## To do
Where a line holds the string "строительства", return that line.

## Source material

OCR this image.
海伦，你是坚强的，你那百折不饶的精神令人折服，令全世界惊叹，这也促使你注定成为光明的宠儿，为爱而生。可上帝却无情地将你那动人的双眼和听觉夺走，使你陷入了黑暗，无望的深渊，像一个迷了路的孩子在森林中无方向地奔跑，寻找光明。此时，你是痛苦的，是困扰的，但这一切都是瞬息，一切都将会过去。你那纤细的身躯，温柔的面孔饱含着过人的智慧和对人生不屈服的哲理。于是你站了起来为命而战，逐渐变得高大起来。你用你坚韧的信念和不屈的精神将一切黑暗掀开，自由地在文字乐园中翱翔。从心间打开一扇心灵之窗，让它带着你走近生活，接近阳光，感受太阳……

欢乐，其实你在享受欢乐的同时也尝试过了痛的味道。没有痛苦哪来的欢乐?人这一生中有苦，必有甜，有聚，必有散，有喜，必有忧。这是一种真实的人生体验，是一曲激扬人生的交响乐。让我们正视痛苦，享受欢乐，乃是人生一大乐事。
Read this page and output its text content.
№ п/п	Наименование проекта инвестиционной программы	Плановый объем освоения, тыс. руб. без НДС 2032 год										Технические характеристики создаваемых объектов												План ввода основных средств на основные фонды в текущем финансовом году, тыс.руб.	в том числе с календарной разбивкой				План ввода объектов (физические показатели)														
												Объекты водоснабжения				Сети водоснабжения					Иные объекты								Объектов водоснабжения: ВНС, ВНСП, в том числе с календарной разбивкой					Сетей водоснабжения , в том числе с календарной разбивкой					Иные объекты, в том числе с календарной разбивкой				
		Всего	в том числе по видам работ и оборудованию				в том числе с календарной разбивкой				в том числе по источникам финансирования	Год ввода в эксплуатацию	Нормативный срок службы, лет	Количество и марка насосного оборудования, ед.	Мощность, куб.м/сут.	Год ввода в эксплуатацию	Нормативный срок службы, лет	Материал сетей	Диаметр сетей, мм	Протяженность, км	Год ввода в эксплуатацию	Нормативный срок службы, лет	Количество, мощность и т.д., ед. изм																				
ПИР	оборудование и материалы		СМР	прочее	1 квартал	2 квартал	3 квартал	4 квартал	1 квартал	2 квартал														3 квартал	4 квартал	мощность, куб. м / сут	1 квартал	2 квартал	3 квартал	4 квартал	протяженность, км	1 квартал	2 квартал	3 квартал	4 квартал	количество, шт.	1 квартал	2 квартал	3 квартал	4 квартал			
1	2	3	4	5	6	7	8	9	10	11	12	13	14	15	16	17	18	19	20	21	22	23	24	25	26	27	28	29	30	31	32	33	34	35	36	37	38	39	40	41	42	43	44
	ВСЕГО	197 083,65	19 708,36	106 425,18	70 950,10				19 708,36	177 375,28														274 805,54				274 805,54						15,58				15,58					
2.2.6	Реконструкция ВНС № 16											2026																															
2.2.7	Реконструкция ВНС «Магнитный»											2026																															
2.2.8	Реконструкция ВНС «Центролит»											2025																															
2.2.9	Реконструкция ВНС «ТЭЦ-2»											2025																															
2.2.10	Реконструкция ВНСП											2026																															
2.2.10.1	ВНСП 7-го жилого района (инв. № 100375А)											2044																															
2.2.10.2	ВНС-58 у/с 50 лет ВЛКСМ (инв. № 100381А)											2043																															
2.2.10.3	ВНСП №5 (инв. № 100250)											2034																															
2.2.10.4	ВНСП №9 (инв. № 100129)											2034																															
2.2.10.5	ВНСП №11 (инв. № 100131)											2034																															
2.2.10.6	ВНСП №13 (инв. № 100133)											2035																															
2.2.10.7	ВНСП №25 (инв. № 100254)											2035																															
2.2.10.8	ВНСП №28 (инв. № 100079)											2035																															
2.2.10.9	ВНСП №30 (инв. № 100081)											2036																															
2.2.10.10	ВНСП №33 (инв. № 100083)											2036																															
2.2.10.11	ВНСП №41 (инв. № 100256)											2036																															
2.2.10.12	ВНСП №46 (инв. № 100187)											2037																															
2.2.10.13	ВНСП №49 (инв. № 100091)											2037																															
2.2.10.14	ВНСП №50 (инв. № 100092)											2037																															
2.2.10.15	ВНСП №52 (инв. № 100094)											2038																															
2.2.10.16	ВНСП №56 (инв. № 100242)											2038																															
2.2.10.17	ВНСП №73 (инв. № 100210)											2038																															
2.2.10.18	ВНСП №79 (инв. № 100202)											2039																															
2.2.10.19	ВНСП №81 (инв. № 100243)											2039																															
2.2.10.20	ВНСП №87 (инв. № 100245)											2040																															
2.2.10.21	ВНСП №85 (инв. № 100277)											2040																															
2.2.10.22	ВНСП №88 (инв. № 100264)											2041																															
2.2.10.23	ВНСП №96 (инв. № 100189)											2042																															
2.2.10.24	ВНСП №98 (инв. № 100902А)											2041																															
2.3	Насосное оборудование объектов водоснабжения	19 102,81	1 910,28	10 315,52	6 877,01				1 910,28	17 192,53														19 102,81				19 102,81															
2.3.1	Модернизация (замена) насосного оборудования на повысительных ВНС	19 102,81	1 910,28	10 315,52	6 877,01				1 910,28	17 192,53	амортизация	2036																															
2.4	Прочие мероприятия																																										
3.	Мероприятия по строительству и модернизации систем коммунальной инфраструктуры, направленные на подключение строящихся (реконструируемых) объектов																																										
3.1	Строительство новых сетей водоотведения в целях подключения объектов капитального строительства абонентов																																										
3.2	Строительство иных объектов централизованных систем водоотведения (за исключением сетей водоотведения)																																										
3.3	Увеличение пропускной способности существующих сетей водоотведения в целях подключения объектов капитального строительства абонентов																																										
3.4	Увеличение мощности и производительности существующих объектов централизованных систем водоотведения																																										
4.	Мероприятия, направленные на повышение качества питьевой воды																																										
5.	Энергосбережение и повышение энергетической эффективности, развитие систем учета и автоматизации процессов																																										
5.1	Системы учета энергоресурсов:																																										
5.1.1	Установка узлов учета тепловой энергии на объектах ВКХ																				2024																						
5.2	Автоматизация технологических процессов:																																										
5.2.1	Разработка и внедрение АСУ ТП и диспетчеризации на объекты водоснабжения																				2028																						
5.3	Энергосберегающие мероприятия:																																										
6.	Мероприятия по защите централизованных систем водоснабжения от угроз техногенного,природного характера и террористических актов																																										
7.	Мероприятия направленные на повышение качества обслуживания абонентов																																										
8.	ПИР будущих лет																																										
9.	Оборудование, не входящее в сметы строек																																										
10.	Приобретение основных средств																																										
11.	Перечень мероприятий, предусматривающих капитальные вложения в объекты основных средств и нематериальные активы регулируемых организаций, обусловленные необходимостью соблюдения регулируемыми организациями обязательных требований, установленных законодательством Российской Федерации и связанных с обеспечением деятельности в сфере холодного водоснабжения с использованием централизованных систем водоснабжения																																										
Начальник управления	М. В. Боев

## Answer for the task
3.1	Строительство новых сетей водоотведения в целях подключения объектов капитального строительства абонентов																																										
3.3	Увеличение пропускной способности существующих сетей водоотведения в целях подключения объектов капитального строительства абонентов																																										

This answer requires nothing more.